Task directions:
Wherever "text" appears in a line, list that line.
--- Start of Provided entries ---
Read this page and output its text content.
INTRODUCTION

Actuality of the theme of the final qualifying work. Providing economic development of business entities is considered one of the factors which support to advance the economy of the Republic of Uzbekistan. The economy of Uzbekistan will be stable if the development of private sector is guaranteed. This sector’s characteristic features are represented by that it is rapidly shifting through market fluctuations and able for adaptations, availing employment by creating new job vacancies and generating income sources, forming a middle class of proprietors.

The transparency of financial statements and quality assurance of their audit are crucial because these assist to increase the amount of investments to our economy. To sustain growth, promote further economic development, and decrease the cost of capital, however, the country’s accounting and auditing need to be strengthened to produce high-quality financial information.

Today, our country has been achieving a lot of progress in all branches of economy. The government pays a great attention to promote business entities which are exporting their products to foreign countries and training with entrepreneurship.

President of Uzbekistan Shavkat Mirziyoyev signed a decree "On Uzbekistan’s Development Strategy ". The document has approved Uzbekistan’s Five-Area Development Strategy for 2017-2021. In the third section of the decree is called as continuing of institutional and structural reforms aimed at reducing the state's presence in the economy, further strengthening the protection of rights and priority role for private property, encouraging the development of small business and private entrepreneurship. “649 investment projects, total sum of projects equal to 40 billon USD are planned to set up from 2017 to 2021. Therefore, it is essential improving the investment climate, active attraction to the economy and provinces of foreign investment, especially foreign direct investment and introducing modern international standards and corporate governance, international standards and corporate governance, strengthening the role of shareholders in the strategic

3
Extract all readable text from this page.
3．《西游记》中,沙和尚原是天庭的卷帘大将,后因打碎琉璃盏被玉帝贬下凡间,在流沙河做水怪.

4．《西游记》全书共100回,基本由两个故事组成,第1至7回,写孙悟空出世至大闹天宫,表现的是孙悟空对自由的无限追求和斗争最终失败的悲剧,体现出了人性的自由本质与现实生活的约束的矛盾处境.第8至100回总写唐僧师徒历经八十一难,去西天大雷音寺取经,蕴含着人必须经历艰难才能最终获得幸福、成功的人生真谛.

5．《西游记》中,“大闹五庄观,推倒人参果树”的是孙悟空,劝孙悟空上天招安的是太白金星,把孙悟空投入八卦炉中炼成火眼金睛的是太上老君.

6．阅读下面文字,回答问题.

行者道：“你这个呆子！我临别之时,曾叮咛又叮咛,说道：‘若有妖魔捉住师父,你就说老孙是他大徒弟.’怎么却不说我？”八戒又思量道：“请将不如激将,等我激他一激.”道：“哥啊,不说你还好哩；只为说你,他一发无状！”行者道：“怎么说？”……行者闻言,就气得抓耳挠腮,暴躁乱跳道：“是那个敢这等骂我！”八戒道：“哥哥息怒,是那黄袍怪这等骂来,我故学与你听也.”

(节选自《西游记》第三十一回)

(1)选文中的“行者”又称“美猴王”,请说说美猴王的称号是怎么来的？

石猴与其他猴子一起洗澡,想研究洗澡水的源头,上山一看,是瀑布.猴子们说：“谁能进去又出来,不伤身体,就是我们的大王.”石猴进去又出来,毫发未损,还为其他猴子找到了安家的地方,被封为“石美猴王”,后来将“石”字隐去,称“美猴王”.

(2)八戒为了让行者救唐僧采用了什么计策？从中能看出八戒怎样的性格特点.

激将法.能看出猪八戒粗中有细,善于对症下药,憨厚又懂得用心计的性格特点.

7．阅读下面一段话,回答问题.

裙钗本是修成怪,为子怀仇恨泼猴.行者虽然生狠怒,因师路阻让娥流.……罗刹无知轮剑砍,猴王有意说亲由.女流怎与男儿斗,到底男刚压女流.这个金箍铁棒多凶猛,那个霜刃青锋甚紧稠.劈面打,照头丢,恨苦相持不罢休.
--- End of Provided entries ---
Task result:
Read this page and output its text content.
Extract all readable text from this page.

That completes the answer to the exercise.